EXERCISE TASK: Gather every line below where "Energy" appears.

SUPPLIED MATERIAL:
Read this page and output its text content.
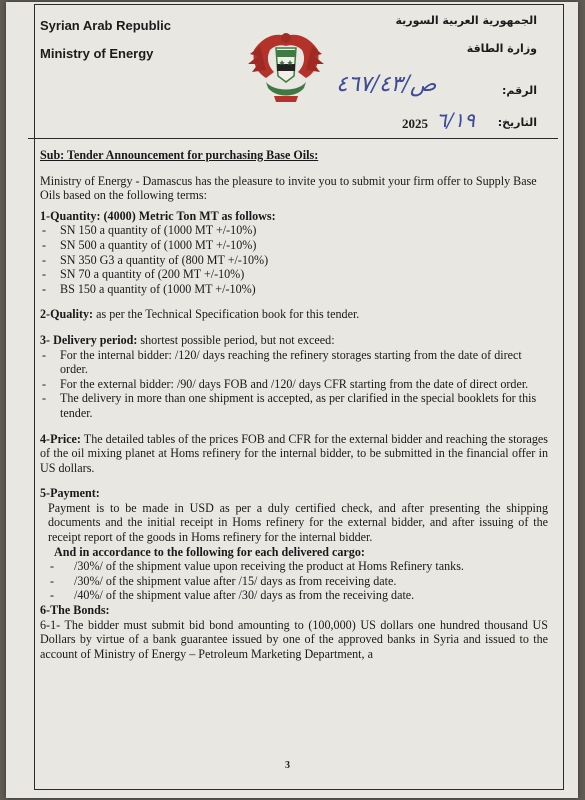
Syrian Arab Republic
Ministry of Energy
الجمهورية العربية السورية
وزارة الطاقة
الرقم:
التاريخ:
ص/٤٦٧/٤٣
2025 ٦/١٩

Sub: Tender Announcement for purchasing Base Oils:

Ministry of Energy - Damascus has the pleasure to invite you to submit your firm offer to Supply Base Oils based on the following terms:

1-Quantity: (4000) Metric Ton MT as follows:

- SN 150 a quantity of (1000 MT +/-10%)
- SN 500 a quantity of (1000 MT +/-10%)
- SN 350 G3 a quantity of (800 MT +/-10%)
- SN 70 a quantity of (200 MT +/-10%)
- BS 150 a quantity of (1000 MT +/-10%)

2-Quality: as per the Technical Specification book for this tender.

3- Delivery period: shortest possible period, but not exceed:

- For the internal bidder: /120/ days reaching the refinery storages starting from the date of direct order.
- For the external bidder: /90/ days FOB and /120/ days CFR starting from the date of direct order.
- The delivery in more than one shipment is accepted, as per clarified in the special booklets for this tender.

4-Price: The detailed tables of the prices FOB and CFR for the external bidder and reaching the storages of the oil mixing planet at Homs refinery for the internal bidder, to be submitted in the financial offer in US dollars.

5-Payment:

Payment is to be made in USD as per a duly certified check, and after presenting the shipping documents and the initial receipt in Homs refinery for the external bidder, and after issuing of the receipt report of the goods in Homs refinery for the internal bidder.

And in accordance to the following for each delivered cargo:

- /30%/ of the shipment value upon receiving the product at Homs Refinery tanks.
- /30%/ of the shipment value after /15/ days as from receiving date.
- /40%/ of the shipment value after /30/ days as from the receiving date.

6-The Bonds:

6-1- The bidder must submit bid bond amounting to (100,000) US dollars one hundred thousand US Dollars by virtue of a bank guarantee issued by one of the approved banks in Syria and issued to the account of Ministry of Energy – Petroleum Marketing Department, a

3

THE OUTPUT:
Ministry of Energy
Ministry of Energy - Damascus has the pleasure to invite you to submit your firm offer to Supply Base Oils based on the following terms:
6-1- The bidder must submit bid bond amounting to (100,000) US dollars one hundred thousand US Dollars by virtue of a bank guarantee issued by one of the approved banks in Syria and issued to the account of Ministry of Energy – Petroleum Marketing Department, a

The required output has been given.